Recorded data
_____

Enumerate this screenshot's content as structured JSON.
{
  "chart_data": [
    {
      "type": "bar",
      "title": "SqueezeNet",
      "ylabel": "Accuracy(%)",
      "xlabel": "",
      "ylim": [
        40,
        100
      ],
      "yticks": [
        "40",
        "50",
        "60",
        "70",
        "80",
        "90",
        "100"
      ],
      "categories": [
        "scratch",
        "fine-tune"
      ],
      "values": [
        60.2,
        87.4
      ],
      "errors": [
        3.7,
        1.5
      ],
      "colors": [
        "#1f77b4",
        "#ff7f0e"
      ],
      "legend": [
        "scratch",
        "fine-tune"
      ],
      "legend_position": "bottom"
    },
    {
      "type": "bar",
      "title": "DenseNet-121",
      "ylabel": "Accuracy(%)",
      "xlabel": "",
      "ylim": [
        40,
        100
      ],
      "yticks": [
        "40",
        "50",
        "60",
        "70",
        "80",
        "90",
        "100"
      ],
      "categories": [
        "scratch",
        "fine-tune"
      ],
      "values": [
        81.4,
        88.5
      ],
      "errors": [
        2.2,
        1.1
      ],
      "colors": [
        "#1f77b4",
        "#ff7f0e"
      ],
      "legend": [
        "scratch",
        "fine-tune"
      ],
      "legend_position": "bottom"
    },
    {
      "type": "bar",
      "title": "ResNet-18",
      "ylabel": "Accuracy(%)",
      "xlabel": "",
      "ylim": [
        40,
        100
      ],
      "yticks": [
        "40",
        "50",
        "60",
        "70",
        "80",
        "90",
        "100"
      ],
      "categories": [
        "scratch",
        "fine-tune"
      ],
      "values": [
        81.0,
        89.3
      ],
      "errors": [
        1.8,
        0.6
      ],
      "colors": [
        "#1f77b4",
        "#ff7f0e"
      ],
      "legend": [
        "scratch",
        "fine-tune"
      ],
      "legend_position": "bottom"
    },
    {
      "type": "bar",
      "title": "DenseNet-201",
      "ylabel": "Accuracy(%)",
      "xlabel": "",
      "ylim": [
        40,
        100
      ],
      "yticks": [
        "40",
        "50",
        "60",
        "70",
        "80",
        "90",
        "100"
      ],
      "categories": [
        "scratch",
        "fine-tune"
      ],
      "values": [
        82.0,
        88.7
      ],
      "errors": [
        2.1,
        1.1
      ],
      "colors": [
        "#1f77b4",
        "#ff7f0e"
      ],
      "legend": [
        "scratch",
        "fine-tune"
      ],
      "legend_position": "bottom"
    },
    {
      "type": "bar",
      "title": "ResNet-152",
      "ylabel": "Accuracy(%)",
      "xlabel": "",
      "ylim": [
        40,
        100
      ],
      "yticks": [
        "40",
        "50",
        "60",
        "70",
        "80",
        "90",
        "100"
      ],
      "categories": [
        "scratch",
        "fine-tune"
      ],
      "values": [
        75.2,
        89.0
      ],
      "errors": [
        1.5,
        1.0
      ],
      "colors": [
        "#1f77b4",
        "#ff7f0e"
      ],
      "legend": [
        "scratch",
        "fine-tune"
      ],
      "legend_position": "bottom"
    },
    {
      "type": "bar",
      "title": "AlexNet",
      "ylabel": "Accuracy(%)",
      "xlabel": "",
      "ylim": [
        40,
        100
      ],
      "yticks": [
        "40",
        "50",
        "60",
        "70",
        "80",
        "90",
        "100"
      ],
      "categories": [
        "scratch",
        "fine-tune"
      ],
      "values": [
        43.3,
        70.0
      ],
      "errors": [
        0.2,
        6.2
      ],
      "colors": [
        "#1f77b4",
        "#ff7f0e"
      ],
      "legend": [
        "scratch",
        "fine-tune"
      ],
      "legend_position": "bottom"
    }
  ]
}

_____

Copy out all of the lines above exactly.

Enumerate this screenshot's content as structured JSON.
{
  "chart_data": [
    {
      "type": "bar",
      "title": "SqueezeNet",
      "ylabel": "Accuracy(%)",
      "xlabel": "",
      "ylim": [
        40,
        100
      ],
      "yticks": [
        "40",
        "50",
        "60",
        "70",
        "80",
        "90",
        "100"
      ],
      "categories": [
        "scratch",
        "fine-tune"
      ],
      "values": [
        60.2,
        87.4
      ],
      "errors": [
        3.7,
        1.5
      ],
      "colors": [
        "#1f77b4",
        "#ff7f0e"
      ],
      "legend": [
        "scratch",
        "fine-tune"
      ],
      "legend_position": "bottom"
    },
    {
      "type": "bar",
      "title": "DenseNet-121",
      "ylabel": "Accuracy(%)",
      "xlabel": "",
      "ylim": [
        40,
        100
      ],
      "yticks": [
        "40",
        "50",
        "60",
        "70",
        "80",
        "90",
        "100"
      ],
      "categories": [
        "scratch",
        "fine-tune"
      ],
      "values": [
        81.4,
        88.5
      ],
      "errors": [
        2.2,
        1.1
      ],
      "colors": [
        "#1f77b4",
        "#ff7f0e"
      ],
      "legend": [
        "scratch",
        "fine-tune"
      ],
      "legend_position": "bottom"
    },
    {
      "type": "bar",
      "title": "ResNet-18",
      "ylabel": "Accuracy(%)",
      "xlabel": "",
      "ylim": [
        40,
        100
      ],
      "yticks": [
        "40",
        "50",
        "60",
        "70",
        "80",
        "90",
        "100"
      ],
      "categories": [
        "scratch",
        "fine-tune"
      ],
      "values": [
        81.0,
        89.3
      ],
      "errors": [
        1.8,
        0.6
      ],
      "colors": [
        "#1f77b4",
        "#ff7f0e"
      ],
      "legend": [
        "scratch",
        "fine-tune"
      ],
      "legend_position": "bottom"
    },
    {
      "type": "bar",
      "title": "DenseNet-201",
      "ylabel": "Accuracy(%)",
      "xlabel": "",
      "ylim": [
        40,
        100
      ],
      "yticks": [
        "40",
        "50",
        "60",
        "70",
        "80",
        "90",
        "100"
      ],
      "categories": [
        "scratch",
        "fine-tune"
      ],
      "values": [
        82.0,
        88.7
      ],
      "errors": [
        2.1,
        1.1
      ],
      "colors": [
        "#1f77b4",
        "#ff7f0e"
      ],
      "legend": [
        "scratch",
        "fine-tune"
      ],
      "legend_position": "bottom"
    },
    {
      "type": "bar",
      "title": "ResNet-152",
      "ylabel": "Accuracy(%)",
      "xlabel": "",
      "ylim": [
        40,
        100
      ],
      "yticks": [
        "40",
        "50",
        "60",
        "70",
        "80",
        "90",
        "100"
      ],
      "categories": [
        "scratch",
        "fine-tune"
      ],
      "values": [
        75.2,
        89.0
      ],
      "errors": [
        1.5,
        1.0
      ],
      "colors": [
        "#1f77b4",
        "#ff7f0e"
      ],
      "legend": [
        "scratch",
        "fine-tune"
      ],
      "legend_position": "bottom"
    },
    {
      "type": "bar",
      "title": "AlexNet",
      "ylabel": "Accuracy(%)",
      "xlabel": "",
      "ylim": [
        40,
        100
      ],
      "yticks": [
        "40",
        "50",
        "60",
        "70",
        "80",
        "90",
        "100"
      ],
      "categories": [
        "scratch",
        "fine-tune"
      ],
      "values": [
        43.3,
        70.0
      ],
      "errors": [
        0.2,
        6.2
      ],
      "colors": [
        "#1f77b4",
        "#ff7f0e"
      ],
      "legend": [
        "scratch",
        "fine-tune"
      ],
      "legend_position": "bottom"
    }
  ]
}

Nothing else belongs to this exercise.